## AIM:
Scan the entries below for the word "prioritization". Copy each line that has it.

------ DATASET ROWS ------

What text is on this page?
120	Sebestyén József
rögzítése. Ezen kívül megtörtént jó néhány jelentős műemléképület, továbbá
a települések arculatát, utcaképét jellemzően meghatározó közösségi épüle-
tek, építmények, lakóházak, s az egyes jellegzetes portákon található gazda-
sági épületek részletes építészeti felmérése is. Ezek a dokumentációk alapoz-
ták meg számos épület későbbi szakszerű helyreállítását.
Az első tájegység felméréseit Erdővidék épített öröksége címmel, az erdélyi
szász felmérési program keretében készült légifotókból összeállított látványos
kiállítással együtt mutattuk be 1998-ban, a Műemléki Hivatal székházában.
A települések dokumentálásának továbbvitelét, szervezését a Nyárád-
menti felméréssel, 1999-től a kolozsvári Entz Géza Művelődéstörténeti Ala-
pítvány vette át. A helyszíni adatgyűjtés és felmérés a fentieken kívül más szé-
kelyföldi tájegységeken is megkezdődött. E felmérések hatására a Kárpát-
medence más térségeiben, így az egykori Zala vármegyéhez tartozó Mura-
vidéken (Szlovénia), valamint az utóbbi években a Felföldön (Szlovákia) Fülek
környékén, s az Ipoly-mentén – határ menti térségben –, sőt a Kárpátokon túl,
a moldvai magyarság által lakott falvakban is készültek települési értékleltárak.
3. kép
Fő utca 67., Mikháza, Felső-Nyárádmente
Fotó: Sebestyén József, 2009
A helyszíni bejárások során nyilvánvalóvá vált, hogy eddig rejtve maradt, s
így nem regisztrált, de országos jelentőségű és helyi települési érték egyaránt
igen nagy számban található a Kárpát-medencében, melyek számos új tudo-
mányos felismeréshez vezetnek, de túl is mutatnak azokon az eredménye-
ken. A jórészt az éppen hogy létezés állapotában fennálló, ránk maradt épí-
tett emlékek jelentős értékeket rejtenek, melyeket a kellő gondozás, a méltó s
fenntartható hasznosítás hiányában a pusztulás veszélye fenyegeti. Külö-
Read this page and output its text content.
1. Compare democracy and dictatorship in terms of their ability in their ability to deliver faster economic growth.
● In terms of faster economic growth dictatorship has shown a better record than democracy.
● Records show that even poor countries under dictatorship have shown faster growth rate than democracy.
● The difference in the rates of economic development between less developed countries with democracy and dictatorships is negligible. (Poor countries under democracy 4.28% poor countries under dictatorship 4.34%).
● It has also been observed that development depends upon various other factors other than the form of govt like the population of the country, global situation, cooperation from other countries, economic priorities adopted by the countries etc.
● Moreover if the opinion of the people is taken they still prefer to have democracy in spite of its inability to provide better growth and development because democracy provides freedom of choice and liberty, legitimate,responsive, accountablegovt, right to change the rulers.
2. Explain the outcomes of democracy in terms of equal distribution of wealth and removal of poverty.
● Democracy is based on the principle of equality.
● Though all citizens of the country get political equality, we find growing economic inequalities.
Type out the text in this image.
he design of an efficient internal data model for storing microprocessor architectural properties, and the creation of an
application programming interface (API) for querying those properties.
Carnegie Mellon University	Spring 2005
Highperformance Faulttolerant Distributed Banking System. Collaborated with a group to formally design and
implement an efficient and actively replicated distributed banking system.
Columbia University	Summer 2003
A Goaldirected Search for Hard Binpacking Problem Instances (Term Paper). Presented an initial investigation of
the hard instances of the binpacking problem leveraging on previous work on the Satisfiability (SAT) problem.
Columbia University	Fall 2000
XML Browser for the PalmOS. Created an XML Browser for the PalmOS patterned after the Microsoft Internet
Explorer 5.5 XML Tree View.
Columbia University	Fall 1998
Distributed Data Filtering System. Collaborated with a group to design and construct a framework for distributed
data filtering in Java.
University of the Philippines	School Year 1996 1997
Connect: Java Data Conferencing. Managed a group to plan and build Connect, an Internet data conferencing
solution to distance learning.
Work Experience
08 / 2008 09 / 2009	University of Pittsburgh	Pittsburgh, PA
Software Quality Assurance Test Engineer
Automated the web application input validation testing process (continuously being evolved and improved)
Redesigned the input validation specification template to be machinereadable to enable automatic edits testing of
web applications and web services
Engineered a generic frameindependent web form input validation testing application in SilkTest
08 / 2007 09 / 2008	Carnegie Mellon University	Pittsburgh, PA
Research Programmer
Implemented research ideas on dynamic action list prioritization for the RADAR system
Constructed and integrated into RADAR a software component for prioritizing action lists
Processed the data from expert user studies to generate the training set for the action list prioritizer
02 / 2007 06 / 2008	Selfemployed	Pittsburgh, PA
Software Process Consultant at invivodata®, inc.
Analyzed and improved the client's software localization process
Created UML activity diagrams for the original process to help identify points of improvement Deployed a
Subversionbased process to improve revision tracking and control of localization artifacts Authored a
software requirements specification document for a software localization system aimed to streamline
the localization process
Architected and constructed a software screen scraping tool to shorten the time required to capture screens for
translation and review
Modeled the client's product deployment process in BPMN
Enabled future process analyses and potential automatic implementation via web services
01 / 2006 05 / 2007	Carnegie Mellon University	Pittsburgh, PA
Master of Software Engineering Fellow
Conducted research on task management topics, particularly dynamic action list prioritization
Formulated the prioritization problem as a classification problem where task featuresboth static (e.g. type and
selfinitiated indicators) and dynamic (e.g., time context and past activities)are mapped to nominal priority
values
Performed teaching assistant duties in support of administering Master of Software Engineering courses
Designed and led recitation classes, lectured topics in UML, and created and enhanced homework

------

## RESULT FOR THIS TASK:
Implemented research ideas on dynamic action list prioritization for the RADAR system
Conducted research on task management topics, particularly dynamic action list prioritization
Formulated the prioritization problem as a classification problem where task featuresboth static (e.g. type and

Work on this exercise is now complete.